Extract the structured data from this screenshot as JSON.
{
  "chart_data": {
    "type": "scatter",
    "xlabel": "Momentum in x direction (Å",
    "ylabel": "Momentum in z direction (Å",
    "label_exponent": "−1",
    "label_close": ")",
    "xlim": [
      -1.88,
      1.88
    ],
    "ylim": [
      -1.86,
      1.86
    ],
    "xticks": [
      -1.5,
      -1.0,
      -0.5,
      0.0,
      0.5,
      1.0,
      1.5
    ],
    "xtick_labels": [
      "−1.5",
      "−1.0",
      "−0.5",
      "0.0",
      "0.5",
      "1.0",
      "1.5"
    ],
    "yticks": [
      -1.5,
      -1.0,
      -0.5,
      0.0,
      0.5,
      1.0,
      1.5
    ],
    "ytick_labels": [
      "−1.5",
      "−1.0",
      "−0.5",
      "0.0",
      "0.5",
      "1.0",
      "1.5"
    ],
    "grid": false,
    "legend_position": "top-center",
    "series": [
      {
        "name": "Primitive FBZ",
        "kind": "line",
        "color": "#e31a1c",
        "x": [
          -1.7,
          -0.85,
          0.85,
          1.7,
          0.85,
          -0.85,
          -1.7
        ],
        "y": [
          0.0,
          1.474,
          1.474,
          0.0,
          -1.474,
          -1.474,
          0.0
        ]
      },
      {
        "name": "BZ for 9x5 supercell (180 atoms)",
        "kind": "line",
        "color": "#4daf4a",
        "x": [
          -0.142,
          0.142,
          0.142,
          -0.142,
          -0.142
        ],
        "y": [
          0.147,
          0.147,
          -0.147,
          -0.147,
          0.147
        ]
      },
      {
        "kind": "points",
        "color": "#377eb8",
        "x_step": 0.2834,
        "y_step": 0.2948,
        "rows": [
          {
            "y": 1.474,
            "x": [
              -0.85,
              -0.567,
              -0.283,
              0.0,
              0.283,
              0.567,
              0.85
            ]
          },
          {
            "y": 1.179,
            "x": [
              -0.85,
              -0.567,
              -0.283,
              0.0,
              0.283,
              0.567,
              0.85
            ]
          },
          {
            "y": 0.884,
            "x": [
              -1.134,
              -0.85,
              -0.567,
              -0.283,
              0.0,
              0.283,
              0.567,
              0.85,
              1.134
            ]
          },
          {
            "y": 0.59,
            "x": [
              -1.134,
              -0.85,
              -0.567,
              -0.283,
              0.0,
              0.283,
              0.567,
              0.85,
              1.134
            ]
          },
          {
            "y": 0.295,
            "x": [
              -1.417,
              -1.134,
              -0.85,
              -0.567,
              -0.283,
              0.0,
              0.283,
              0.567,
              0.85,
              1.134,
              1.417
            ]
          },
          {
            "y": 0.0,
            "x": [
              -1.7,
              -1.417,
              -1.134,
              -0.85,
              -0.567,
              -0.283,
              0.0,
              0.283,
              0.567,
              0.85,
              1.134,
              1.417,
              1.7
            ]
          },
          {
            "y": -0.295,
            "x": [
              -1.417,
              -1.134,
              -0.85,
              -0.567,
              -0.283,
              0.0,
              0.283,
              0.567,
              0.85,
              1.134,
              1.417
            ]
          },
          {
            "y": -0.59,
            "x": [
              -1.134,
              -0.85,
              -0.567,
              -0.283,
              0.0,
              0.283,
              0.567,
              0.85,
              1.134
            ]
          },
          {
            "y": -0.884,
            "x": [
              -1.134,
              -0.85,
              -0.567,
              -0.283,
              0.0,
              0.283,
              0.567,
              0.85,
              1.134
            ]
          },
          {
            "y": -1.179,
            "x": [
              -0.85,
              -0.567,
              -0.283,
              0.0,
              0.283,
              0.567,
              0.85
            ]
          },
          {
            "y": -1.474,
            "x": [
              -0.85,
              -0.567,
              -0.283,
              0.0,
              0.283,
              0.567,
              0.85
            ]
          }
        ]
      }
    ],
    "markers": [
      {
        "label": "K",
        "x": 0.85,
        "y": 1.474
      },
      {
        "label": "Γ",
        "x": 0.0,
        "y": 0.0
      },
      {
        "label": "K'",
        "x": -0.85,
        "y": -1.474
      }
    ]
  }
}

▶ WRITTEN TASK:
Return the material exactly as it stands.

▶ EXERCISE ANSWER:
Extract the structured data from this screenshot as JSON.
{
  "chart_data": {
    "type": "scatter",
    "xlabel": "Momentum in x direction (Å",
    "ylabel": "Momentum in z direction (Å",
    "label_exponent": "−1",
    "label_close": ")",
    "xlim": [
      -1.88,
      1.88
    ],
    "ylim": [
      -1.86,
      1.86
    ],
    "xticks": [
      -1.5,
      -1.0,
      -0.5,
      0.0,
      0.5,
      1.0,
      1.5
    ],
    "xtick_labels": [
      "−1.5",
      "−1.0",
      "−0.5",
      "0.0",
      "0.5",
      "1.0",
      "1.5"
    ],
    "yticks": [
      -1.5,
      -1.0,
      -0.5,
      0.0,
      0.5,
      1.0,
      1.5
    ],
    "ytick_labels": [
      "−1.5",
      "−1.0",
      "−0.5",
      "0.0",
      "0.5",
      "1.0",
      "1.5"
    ],
    "grid": false,
    "legend_position": "top-center",
    "series": [
      {
        "name": "Primitive FBZ",
        "kind": "line",
        "color": "#e31a1c",
        "x": [
          -1.7,
          -0.85,
          0.85,
          1.7,
          0.85,
          -0.85,
          -1.7
        ],
        "y": [
          0.0,
          1.474,
          1.474,
          0.0,
          -1.474,
          -1.474,
          0.0
        ]
      },
      {
        "name": "BZ for 9x5 supercell (180 atoms)",
        "kind": "line",
        "color": "#4daf4a",
        "x": [
          -0.142,
          0.142,
          0.142,
          -0.142,
          -0.142
        ],
        "y": [
          0.147,
          0.147,
          -0.147,
          -0.147,
          0.147
        ]
      },
      {
        "kind": "points",
        "color": "#377eb8",
        "x_step": 0.2834,
        "y_step": 0.2948,
        "rows": [
          {
            "y": 1.474,
            "x": [
              -0.85,
              -0.567,
              -0.283,
              0.0,
              0.283,
              0.567,
              0.85
            ]
          },
          {
            "y": 1.179,
            "x": [
              -0.85,
              -0.567,
              -0.283,
              0.0,
              0.283,
              0.567,
              0.85
            ]
          },
          {
            "y": 0.884,
            "x": [
              -1.134,
              -0.85,
              -0.567,
              -0.283,
              0.0,
              0.283,
              0.567,
              0.85,
              1.134
            ]
          },
          {
            "y": 0.59,
            "x": [
              -1.134,
              -0.85,
              -0.567,
              -0.283,
              0.0,
              0.283,
              0.567,
              0.85,
              1.134
            ]
          },
          {
            "y": 0.295,
            "x": [
              -1.417,
              -1.134,
              -0.85,
              -0.567,
              -0.283,
              0.0,
              0.283,
              0.567,
              0.85,
              1.134,
              1.417
            ]
          },
          {
            "y": 0.0,
            "x": [
              -1.7,
              -1.417,
              -1.134,
              -0.85,
              -0.567,
              -0.283,
              0.0,
              0.283,
              0.567,
              0.85,
              1.134,
              1.417,
              1.7
            ]
          },
          {
            "y": -0.295,
            "x": [
              -1.417,
              -1.134,
              -0.85,
              -0.567,
              -0.283,
              0.0,
              0.283,
              0.567,
              0.85,
              1.134,
              1.417
            ]
          },
          {
            "y": -0.59,
            "x": [
              -1.134,
              -0.85,
              -0.567,
              -0.283,
              0.0,
              0.283,
              0.567,
              0.85,
              1.134
            ]
          },
          {
            "y": -0.884,
            "x": [
              -1.134,
              -0.85,
              -0.567,
              -0.283,
              0.0,
              0.283,
              0.567,
              0.85,
              1.134
            ]
          },
          {
            "y": -1.179,
            "x": [
              -0.85,
              -0.567,
              -0.283,
              0.0,
              0.283,
              0.567,
              0.85
            ]
          },
          {
            "y": -1.474,
            "x": [
              -0.85,
              -0.567,
              -0.283,
              0.0,
              0.283,
              0.567,
              0.85
            ]
          }
        ]
      }
    ],
    "markers": [
      {
        "label": "K",
        "x": 0.85,
        "y": 1.474
      },
      {
        "label": "Γ",
        "x": 0.0,
        "y": 0.0
      },
      {
        "label": "K'",
        "x": -0.85,
        "y": -1.474
      }
    ]
  }
}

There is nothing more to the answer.